> _Work to complete_
Starting at the line with "Give me the", transcribe each line through the final one, both included, and add nothing.

Collected data entries:
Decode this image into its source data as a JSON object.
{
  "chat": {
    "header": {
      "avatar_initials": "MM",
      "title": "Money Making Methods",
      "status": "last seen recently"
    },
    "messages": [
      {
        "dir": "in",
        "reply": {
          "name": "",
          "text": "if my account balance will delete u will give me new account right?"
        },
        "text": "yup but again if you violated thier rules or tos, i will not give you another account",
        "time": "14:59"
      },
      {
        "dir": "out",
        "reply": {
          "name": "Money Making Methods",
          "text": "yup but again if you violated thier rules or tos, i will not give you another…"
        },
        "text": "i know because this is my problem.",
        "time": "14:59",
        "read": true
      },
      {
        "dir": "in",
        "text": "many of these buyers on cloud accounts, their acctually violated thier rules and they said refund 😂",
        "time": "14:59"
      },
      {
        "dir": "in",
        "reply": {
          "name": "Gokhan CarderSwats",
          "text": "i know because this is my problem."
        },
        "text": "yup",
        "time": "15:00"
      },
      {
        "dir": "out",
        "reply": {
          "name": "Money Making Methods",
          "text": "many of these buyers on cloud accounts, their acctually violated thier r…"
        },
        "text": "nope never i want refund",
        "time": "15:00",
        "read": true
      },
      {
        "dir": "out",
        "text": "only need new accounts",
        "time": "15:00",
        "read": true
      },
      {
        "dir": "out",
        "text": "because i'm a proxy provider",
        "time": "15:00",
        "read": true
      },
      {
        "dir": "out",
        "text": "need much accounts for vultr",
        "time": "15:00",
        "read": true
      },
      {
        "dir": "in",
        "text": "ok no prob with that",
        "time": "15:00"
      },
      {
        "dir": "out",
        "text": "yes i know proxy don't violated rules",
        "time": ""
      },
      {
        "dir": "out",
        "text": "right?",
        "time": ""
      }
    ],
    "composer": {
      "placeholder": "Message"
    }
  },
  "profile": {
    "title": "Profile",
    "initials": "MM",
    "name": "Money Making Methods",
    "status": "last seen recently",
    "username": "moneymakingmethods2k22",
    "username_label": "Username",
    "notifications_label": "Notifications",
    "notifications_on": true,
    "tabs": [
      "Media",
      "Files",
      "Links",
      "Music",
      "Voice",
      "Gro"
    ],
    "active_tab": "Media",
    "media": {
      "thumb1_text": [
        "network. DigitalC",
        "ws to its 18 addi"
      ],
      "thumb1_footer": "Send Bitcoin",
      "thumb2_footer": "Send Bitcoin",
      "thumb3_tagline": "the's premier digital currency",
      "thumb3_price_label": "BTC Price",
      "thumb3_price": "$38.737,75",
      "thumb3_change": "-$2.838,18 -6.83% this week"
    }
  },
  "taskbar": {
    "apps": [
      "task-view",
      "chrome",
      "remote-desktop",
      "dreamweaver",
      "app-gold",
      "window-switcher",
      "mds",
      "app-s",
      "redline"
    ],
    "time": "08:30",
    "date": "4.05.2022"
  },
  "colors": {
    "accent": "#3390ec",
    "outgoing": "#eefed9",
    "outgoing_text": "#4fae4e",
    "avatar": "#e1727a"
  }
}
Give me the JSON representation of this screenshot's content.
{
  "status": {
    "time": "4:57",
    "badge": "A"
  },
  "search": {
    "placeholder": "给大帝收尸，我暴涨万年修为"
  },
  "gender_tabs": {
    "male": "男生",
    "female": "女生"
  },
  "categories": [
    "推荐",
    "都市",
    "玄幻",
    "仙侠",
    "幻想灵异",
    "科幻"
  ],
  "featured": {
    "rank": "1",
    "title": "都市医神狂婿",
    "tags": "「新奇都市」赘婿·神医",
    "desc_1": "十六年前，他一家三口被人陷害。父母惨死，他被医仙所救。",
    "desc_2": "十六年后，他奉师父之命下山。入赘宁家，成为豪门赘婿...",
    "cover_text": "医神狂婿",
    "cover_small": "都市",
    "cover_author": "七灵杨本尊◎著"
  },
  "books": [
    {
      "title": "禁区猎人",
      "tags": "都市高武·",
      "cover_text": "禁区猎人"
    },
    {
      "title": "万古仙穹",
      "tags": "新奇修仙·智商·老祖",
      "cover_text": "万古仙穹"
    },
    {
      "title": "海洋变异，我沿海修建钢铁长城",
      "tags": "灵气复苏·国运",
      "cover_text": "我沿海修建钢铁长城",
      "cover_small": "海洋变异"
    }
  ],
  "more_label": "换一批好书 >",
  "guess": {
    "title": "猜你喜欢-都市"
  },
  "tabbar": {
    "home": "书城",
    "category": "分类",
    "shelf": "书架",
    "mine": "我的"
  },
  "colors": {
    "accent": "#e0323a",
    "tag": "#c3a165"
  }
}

> _Answer to this exercise_
Give me the JSON representation of this screenshot's content.
{
  "status": {
    "time": "4:57",
    "badge": "A"
  },
  "search": {
    "placeholder": "给大帝收尸，我暴涨万年修为"
  },
  "gender_tabs": {
    "male": "男生",
    "female": "女生"
  },
  "categories": [
    "推荐",
    "都市",
    "玄幻",
    "仙侠",
    "幻想灵异",
    "科幻"
  ],
  "featured": {
    "rank": "1",
    "title": "都市医神狂婿",
    "tags": "「新奇都市」赘婿·神医",
    "desc_1": "十六年前，他一家三口被人陷害。父母惨死，他被医仙所救。",
    "desc_2": "十六年后，他奉师父之命下山。入赘宁家，成为豪门赘婿...",
    "cover_text": "医神狂婿",
    "cover_small": "都市",
    "cover_author": "七灵杨本尊◎著"
  },
  "books": [
    {
      "title": "禁区猎人",
      "tags": "都市高武·",
      "cover_text": "禁区猎人"
    },
    {
      "title": "万古仙穹",
      "tags": "新奇修仙·智商·老祖",
      "cover_text": "万古仙穹"
    },
    {
      "title": "海洋变异，我沿海修建钢铁长城",
      "tags": "灵气复苏·国运",
      "cover_text": "我沿海修建钢铁长城",
      "cover_small": "海洋变异"
    }
  ],
  "more_label": "换一批好书 >",
  "guess": {
    "title": "猜你喜欢-都市"
  },
  "tabbar": {
    "home": "书城",
    "category": "分类",
    "shelf": "书架",
    "mine": "我的"
  },
  "colors": {
    "accent": "#e0323a",
    "tag": "#c3a165"
  }
}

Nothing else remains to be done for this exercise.